### Given records
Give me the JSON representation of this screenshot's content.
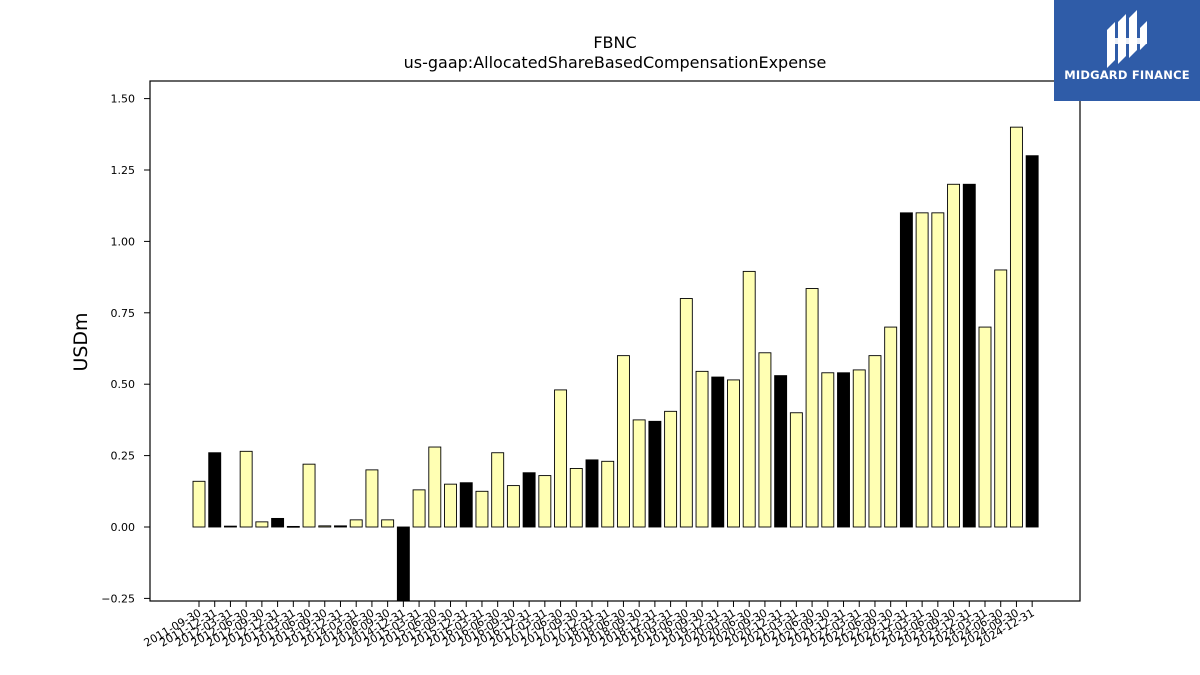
{
  "chart_data": {
    "type": "bar",
    "title": "FBNC",
    "subtitle": "us-gaap:AllocatedShareBasedCompensationExpense",
    "ylabel": "USDm",
    "xlabel": "",
    "ylim": [
      -0.27,
      1.56
    ],
    "yticks": [
      "−0.25",
      "0.00",
      "0.25",
      "0.50",
      "0.75",
      "1.00",
      "1.25",
      "1.50"
    ],
    "ytick_values": [
      -0.25,
      0.0,
      0.25,
      0.5,
      0.75,
      1.0,
      1.25,
      1.5
    ],
    "grid": false,
    "colors": {
      "q": "#ffffb3",
      "fy": "#000000",
      "edge": "#000000"
    },
    "bars": [
      {
        "date": "2011-09-30",
        "value": 0.16,
        "fy": false
      },
      {
        "date": "2011-12-31",
        "value": 0.26,
        "fy": true
      },
      {
        "date": "2012-03-31",
        "value": 0.003,
        "fy": false
      },
      {
        "date": "2012-06-30",
        "value": 0.265,
        "fy": false
      },
      {
        "date": "2012-09-30",
        "value": 0.018,
        "fy": false
      },
      {
        "date": "2012-12-31",
        "value": 0.03,
        "fy": true
      },
      {
        "date": "2013-03-31",
        "value": 0.002,
        "fy": false
      },
      {
        "date": "2013-06-30",
        "value": 0.22,
        "fy": false
      },
      {
        "date": "2013-09-30",
        "value": 0.004,
        "fy": false
      },
      {
        "date": "2013-12-31",
        "value": 0.004,
        "fy": true
      },
      {
        "date": "2014-03-31",
        "value": 0.025,
        "fy": false
      },
      {
        "date": "2014-06-30",
        "value": 0.2,
        "fy": false
      },
      {
        "date": "2014-09-30",
        "value": 0.025,
        "fy": false
      },
      {
        "date": "2014-12-31",
        "value": -0.27,
        "fy": true
      },
      {
        "date": "2015-03-31",
        "value": 0.13,
        "fy": false
      },
      {
        "date": "2015-06-30",
        "value": 0.28,
        "fy": false
      },
      {
        "date": "2015-09-30",
        "value": 0.15,
        "fy": false
      },
      {
        "date": "2015-12-31",
        "value": 0.155,
        "fy": true
      },
      {
        "date": "2016-03-31",
        "value": 0.125,
        "fy": false
      },
      {
        "date": "2016-06-30",
        "value": 0.26,
        "fy": false
      },
      {
        "date": "2016-09-30",
        "value": 0.145,
        "fy": false
      },
      {
        "date": "2016-12-31",
        "value": 0.19,
        "fy": true
      },
      {
        "date": "2017-03-31",
        "value": 0.18,
        "fy": false
      },
      {
        "date": "2017-06-30",
        "value": 0.48,
        "fy": false
      },
      {
        "date": "2017-09-30",
        "value": 0.205,
        "fy": false
      },
      {
        "date": "2017-12-31",
        "value": 0.235,
        "fy": true
      },
      {
        "date": "2018-03-31",
        "value": 0.23,
        "fy": false
      },
      {
        "date": "2018-06-30",
        "value": 0.6,
        "fy": false
      },
      {
        "date": "2018-09-30",
        "value": 0.375,
        "fy": false
      },
      {
        "date": "2018-12-31",
        "value": 0.37,
        "fy": true
      },
      {
        "date": "2019-03-31",
        "value": 0.405,
        "fy": false
      },
      {
        "date": "2019-06-30",
        "value": 0.8,
        "fy": false
      },
      {
        "date": "2019-09-30",
        "value": 0.545,
        "fy": false
      },
      {
        "date": "2019-12-31",
        "value": 0.525,
        "fy": true
      },
      {
        "date": "2020-03-31",
        "value": 0.515,
        "fy": false
      },
      {
        "date": "2020-06-30",
        "value": 0.895,
        "fy": false
      },
      {
        "date": "2020-09-30",
        "value": 0.61,
        "fy": false
      },
      {
        "date": "2020-12-31",
        "value": 0.53,
        "fy": true
      },
      {
        "date": "2021-03-31",
        "value": 0.4,
        "fy": false
      },
      {
        "date": "2021-06-30",
        "value": 0.835,
        "fy": false
      },
      {
        "date": "2021-09-30",
        "value": 0.54,
        "fy": false
      },
      {
        "date": "2021-12-31",
        "value": 0.54,
        "fy": true
      },
      {
        "date": "2022-03-31",
        "value": 0.55,
        "fy": false
      },
      {
        "date": "2022-06-30",
        "value": 0.6,
        "fy": false
      },
      {
        "date": "2022-09-30",
        "value": 0.7,
        "fy": false
      },
      {
        "date": "2022-12-31",
        "value": 1.1,
        "fy": true
      },
      {
        "date": "2023-03-31",
        "value": 1.1,
        "fy": false
      },
      {
        "date": "2023-06-30",
        "value": 1.1,
        "fy": false
      },
      {
        "date": "2023-09-30",
        "value": 1.2,
        "fy": false
      },
      {
        "date": "2023-12-31",
        "value": 1.2,
        "fy": true
      },
      {
        "date": "2024-03-31",
        "value": 0.7,
        "fy": false
      },
      {
        "date": "2024-06-30",
        "value": 0.9,
        "fy": false
      },
      {
        "date": "2024-09-30",
        "value": 1.4,
        "fy": false
      },
      {
        "date": "2024-12-31",
        "value": 1.3,
        "fy": true
      }
    ]
  },
  "logo": {
    "text": "MIDGARD FINANCE",
    "bg": "#2f5ca8",
    "icon": "midgard-logo-mark"
  }
}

### Problem statement
Return every line of the records exactly as given, pictures excluded.

### Solution to the exercise
Give me the JSON representation of this screenshot's content.
{
  "chart_data": {
    "type": "bar",
    "title": "FBNC",
    "subtitle": "us-gaap:AllocatedShareBasedCompensationExpense",
    "ylabel": "USDm",
    "xlabel": "",
    "ylim": [
      -0.27,
      1.56
    ],
    "yticks": [
      "−0.25",
      "0.00",
      "0.25",
      "0.50",
      "0.75",
      "1.00",
      "1.25",
      "1.50"
    ],
    "ytick_values": [
      -0.25,
      0.0,
      0.25,
      0.5,
      0.75,
      1.0,
      1.25,
      1.5
    ],
    "grid": false,
    "colors": {
      "q": "#ffffb3",
      "fy": "#000000",
      "edge": "#000000"
    },
    "bars": [
      {
        "date": "2011-09-30",
        "value": 0.16,
        "fy": false
      },
      {
        "date": "2011-12-31",
        "value": 0.26,
        "fy": true
      },
      {
        "date": "2012-03-31",
        "value": 0.003,
        "fy": false
      },
      {
        "date": "2012-06-30",
        "value": 0.265,
        "fy": false
      },
      {
        "date": "2012-09-30",
        "value": 0.018,
        "fy": false
      },
      {
        "date": "2012-12-31",
        "value": 0.03,
        "fy": true
      },
      {
        "date": "2013-03-31",
        "value": 0.002,
        "fy": false
      },
      {
        "date": "2013-06-30",
        "value": 0.22,
        "fy": false
      },
      {
        "date": "2013-09-30",
        "value": 0.004,
        "fy": false
      },
      {
        "date": "2013-12-31",
        "value": 0.004,
        "fy": true
      },
      {
        "date": "2014-03-31",
        "value": 0.025,
        "fy": false
      },
      {
        "date": "2014-06-30",
        "value": 0.2,
        "fy": false
      },
      {
        "date": "2014-09-30",
        "value": 0.025,
        "fy": false
      },
      {
        "date": "2014-12-31",
        "value": -0.27,
        "fy": true
      },
      {
        "date": "2015-03-31",
        "value": 0.13,
        "fy": false
      },
      {
        "date": "2015-06-30",
        "value": 0.28,
        "fy": false
      },
      {
        "date": "2015-09-30",
        "value": 0.15,
        "fy": false
      },
      {
        "date": "2015-12-31",
        "value": 0.155,
        "fy": true
      },
      {
        "date": "2016-03-31",
        "value": 0.125,
        "fy": false
      },
      {
        "date": "2016-06-30",
        "value": 0.26,
        "fy": false
      },
      {
        "date": "2016-09-30",
        "value": 0.145,
        "fy": false
      },
      {
        "date": "2016-12-31",
        "value": 0.19,
        "fy": true
      },
      {
        "date": "2017-03-31",
        "value": 0.18,
        "fy": false
      },
      {
        "date": "2017-06-30",
        "value": 0.48,
        "fy": false
      },
      {
        "date": "2017-09-30",
        "value": 0.205,
        "fy": false
      },
      {
        "date": "2017-12-31",
        "value": 0.235,
        "fy": true
      },
      {
        "date": "2018-03-31",
        "value": 0.23,
        "fy": false
      },
      {
        "date": "2018-06-30",
        "value": 0.6,
        "fy": false
      },
      {
        "date": "2018-09-30",
        "value": 0.375,
        "fy": false
      },
      {
        "date": "2018-12-31",
        "value": 0.37,
        "fy": true
      },
      {
        "date": "2019-03-31",
        "value": 0.405,
        "fy": false
      },
      {
        "date": "2019-06-30",
        "value": 0.8,
        "fy": false
      },
      {
        "date": "2019-09-30",
        "value": 0.545,
        "fy": false
      },
      {
        "date": "2019-12-31",
        "value": 0.525,
        "fy": true
      },
      {
        "date": "2020-03-31",
        "value": 0.515,
        "fy": false
      },
      {
        "date": "2020-06-30",
        "value": 0.895,
        "fy": false
      },
      {
        "date": "2020-09-30",
        "value": 0.61,
        "fy": false
      },
      {
        "date": "2020-12-31",
        "value": 0.53,
        "fy": true
      },
      {
        "date": "2021-03-31",
        "value": 0.4,
        "fy": false
      },
      {
        "date": "2021-06-30",
        "value": 0.835,
        "fy": false
      },
      {
        "date": "2021-09-30",
        "value": 0.54,
        "fy": false
      },
      {
        "date": "2021-12-31",
        "value": 0.54,
        "fy": true
      },
      {
        "date": "2022-03-31",
        "value": 0.55,
        "fy": false
      },
      {
        "date": "2022-06-30",
        "value": 0.6,
        "fy": false
      },
      {
        "date": "2022-09-30",
        "value": 0.7,
        "fy": false
      },
      {
        "date": "2022-12-31",
        "value": 1.1,
        "fy": true
      },
      {
        "date": "2023-03-31",
        "value": 1.1,
        "fy": false
      },
      {
        "date": "2023-06-30",
        "value": 1.1,
        "fy": false
      },
      {
        "date": "2023-09-30",
        "value": 1.2,
        "fy": false
      },
      {
        "date": "2023-12-31",
        "value": 1.2,
        "fy": true
      },
      {
        "date": "2024-03-31",
        "value": 0.7,
        "fy": false
      },
      {
        "date": "2024-06-30",
        "value": 0.9,
        "fy": false
      },
      {
        "date": "2024-09-30",
        "value": 1.4,
        "fy": false
      },
      {
        "date": "2024-12-31",
        "value": 1.3,
        "fy": true
      }
    ]
  },
  "logo": {
    "text": "MIDGARD FINANCE",
    "bg": "#2f5ca8",
    "icon": "midgard-logo-mark"
  }
}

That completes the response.